#### Data for the task ####

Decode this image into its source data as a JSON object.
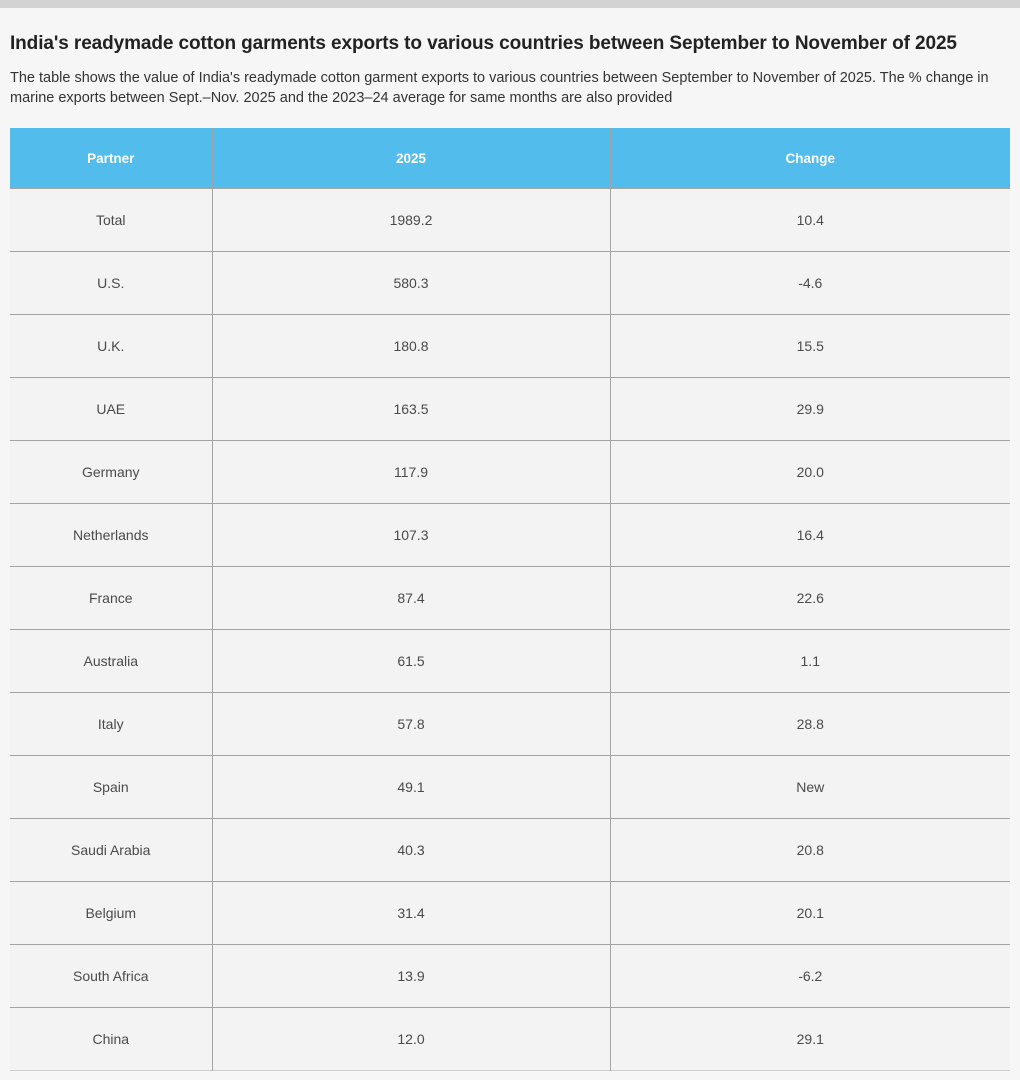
{
  "page": {
    "title": "India's readymade cotton garments exports to various countries between September to November of 2025",
    "description": "The table shows the value of India's readymade cotton garment exports to various countries between September to November of 2025. The % change in marine exports between Sept.–Nov. 2025 and the 2023–24 average for same months are also provided"
  },
  "colors": {
    "header_bg": "#52bcec",
    "header_text": "#ffffff",
    "row_bg": "#f3f3f3",
    "page_bg": "#f6f6f6",
    "top_bar": "#d3d3d3",
    "grid_line": "#a3a3a3"
  },
  "chart_data": {
    "type": "table",
    "title": "India's readymade cotton garments exports to various countries between September to November of 2025",
    "columns": [
      "Partner",
      "2025",
      "Change"
    ],
    "rows": [
      [
        "Total",
        "1989.2",
        "10.4"
      ],
      [
        "U.S.",
        "580.3",
        "-4.6"
      ],
      [
        "U.K.",
        "180.8",
        "15.5"
      ],
      [
        "UAE",
        "163.5",
        "29.9"
      ],
      [
        "Germany",
        "117.9",
        "20.0"
      ],
      [
        "Netherlands",
        "107.3",
        "16.4"
      ],
      [
        "France",
        "87.4",
        "22.6"
      ],
      [
        "Australia",
        "61.5",
        "1.1"
      ],
      [
        "Italy",
        "57.8",
        "28.8"
      ],
      [
        "Spain",
        "49.1",
        "New"
      ],
      [
        "Saudi Arabia",
        "40.3",
        "20.8"
      ],
      [
        "Belgium",
        "31.4",
        "20.1"
      ],
      [
        "South Africa",
        "13.9",
        "-6.2"
      ],
      [
        "China",
        "12.0",
        "29.1"
      ]
    ]
  }
}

####

__Aim__
Transcribe all of the records above character for character. Exclude the pictures.

__Solution for this problem__
Decode this image into its source data as a JSON object.
{
  "page": {
    "title": "India's readymade cotton garments exports to various countries between September to November of 2025",
    "description": "The table shows the value of India's readymade cotton garment exports to various countries between September to November of 2025. The % change in marine exports between Sept.–Nov. 2025 and the 2023–24 average for same months are also provided"
  },
  "colors": {
    "header_bg": "#52bcec",
    "header_text": "#ffffff",
    "row_bg": "#f3f3f3",
    "page_bg": "#f6f6f6",
    "top_bar": "#d3d3d3",
    "grid_line": "#a3a3a3"
  },
  "chart_data": {
    "type": "table",
    "title": "India's readymade cotton garments exports to various countries between September to November of 2025",
    "columns": [
      "Partner",
      "2025",
      "Change"
    ],
    "rows": [
      [
        "Total",
        "1989.2",
        "10.4"
      ],
      [
        "U.S.",
        "580.3",
        "-4.6"
      ],
      [
        "U.K.",
        "180.8",
        "15.5"
      ],
      [
        "UAE",
        "163.5",
        "29.9"
      ],
      [
        "Germany",
        "117.9",
        "20.0"
      ],
      [
        "Netherlands",
        "107.3",
        "16.4"
      ],
      [
        "France",
        "87.4",
        "22.6"
      ],
      [
        "Australia",
        "61.5",
        "1.1"
      ],
      [
        "Italy",
        "57.8",
        "28.8"
      ],
      [
        "Spain",
        "49.1",
        "New"
      ],
      [
        "Saudi Arabia",
        "40.3",
        "20.8"
      ],
      [
        "Belgium",
        "31.4",
        "20.1"
      ],
      [
        "South Africa",
        "13.9",
        "-6.2"
      ],
      [
        "China",
        "12.0",
        "29.1"
      ]
    ]
  }
}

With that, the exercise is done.